» **What you have to do**
Lift out each line of the data that holds "上述发行价作相应调整".

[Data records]
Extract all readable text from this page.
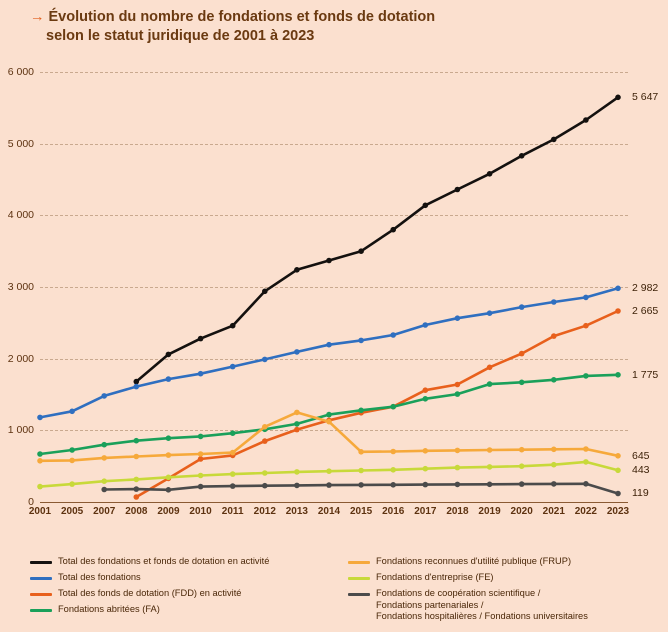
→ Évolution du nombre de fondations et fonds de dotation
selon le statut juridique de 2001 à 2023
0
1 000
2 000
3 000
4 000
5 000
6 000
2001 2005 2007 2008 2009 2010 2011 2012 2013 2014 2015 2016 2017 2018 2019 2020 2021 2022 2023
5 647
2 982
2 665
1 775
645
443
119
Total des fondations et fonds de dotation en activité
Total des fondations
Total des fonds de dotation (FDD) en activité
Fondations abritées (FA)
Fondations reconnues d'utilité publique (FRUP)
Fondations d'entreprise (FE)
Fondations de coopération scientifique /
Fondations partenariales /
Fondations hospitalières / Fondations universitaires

...

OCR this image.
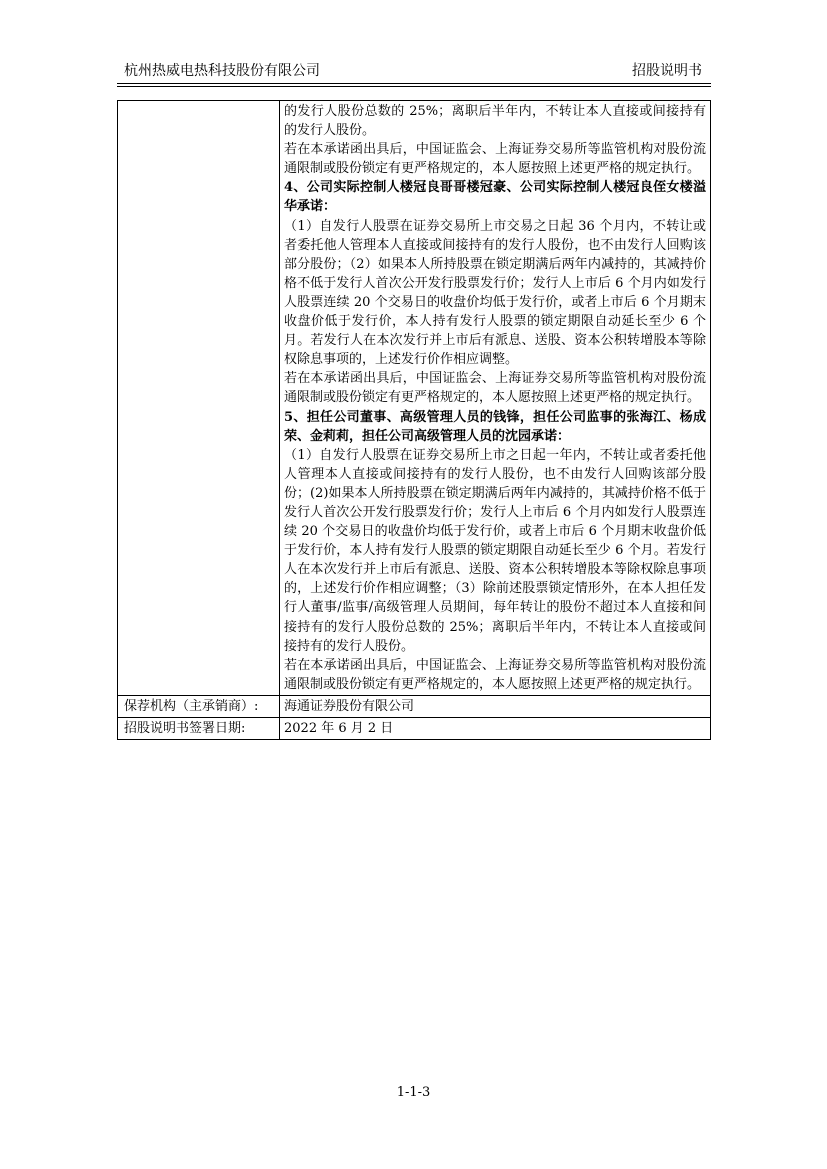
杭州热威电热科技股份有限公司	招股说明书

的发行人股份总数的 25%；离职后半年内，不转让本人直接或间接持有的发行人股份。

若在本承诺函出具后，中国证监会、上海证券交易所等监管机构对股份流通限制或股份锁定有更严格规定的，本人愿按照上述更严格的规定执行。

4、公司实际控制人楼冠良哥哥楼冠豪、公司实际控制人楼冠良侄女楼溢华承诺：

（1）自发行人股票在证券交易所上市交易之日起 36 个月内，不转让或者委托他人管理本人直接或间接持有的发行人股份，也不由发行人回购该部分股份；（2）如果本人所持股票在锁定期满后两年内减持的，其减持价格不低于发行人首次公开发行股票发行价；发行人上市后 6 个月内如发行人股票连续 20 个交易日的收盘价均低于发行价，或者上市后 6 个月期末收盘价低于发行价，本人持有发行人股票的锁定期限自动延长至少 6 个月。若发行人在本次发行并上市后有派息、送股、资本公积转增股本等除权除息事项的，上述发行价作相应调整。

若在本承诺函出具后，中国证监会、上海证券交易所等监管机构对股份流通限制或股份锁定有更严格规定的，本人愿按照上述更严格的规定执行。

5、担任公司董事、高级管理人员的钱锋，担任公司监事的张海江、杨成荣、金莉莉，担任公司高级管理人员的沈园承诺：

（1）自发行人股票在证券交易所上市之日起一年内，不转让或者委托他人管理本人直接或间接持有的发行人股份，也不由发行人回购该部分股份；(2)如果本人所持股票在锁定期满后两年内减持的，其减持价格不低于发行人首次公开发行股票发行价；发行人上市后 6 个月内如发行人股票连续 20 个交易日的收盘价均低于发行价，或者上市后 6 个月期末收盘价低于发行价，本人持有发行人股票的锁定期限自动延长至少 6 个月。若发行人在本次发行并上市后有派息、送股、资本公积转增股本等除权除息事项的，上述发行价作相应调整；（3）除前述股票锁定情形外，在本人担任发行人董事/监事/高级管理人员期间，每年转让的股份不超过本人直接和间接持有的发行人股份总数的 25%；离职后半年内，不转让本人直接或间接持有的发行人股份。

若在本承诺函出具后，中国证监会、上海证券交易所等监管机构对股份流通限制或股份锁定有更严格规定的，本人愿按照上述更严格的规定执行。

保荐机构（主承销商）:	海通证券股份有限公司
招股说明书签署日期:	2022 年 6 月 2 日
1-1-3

» **Finished exercise**
（1）自发行人股票在证券交易所上市交易之日起 36 个月内，不转让或者委托他人管理本人直接或间接持有的发行人股份，也不由发行人回购该部分股份；（2）如果本人所持股票在锁定期满后两年内减持的，其减持价格不低于发行人首次公开发行股票发行价；发行人上市后 6 个月内如发行人股票连续 20 个交易日的收盘价均低于发行价，或者上市后 6 个月期末收盘价低于发行价，本人持有发行人股票的锁定期限自动延长至少 6 个月。若发行人在本次发行并上市后有派息、送股、资本公积转增股本等除权除息事项的，上述发行价作相应调整。
（1）自发行人股票在证券交易所上市之日起一年内，不转让或者委托他人管理本人直接或间接持有的发行人股份，也不由发行人回购该部分股份；(2)如果本人所持股票在锁定期满后两年内减持的，其减持价格不低于发行人首次公开发行股票发行价；发行人上市后 6 个月内如发行人股票连续 20 个交易日的收盘价均低于发行价，或者上市后 6 个月期末收盘价低于发行价，本人持有发行人股票的锁定期限自动延长至少 6 个月。若发行人在本次发行并上市后有派息、送股、资本公积转增股本等除权除息事项的，上述发行价作相应调整；（3）除前述股票锁定情形外，在本人担任发行人董事/监事/高级管理人员期间，每年转让的股份不超过本人直接和间接持有的发行人股份总数的 25%；离职后半年内，不转让本人直接或间接持有的发行人股份。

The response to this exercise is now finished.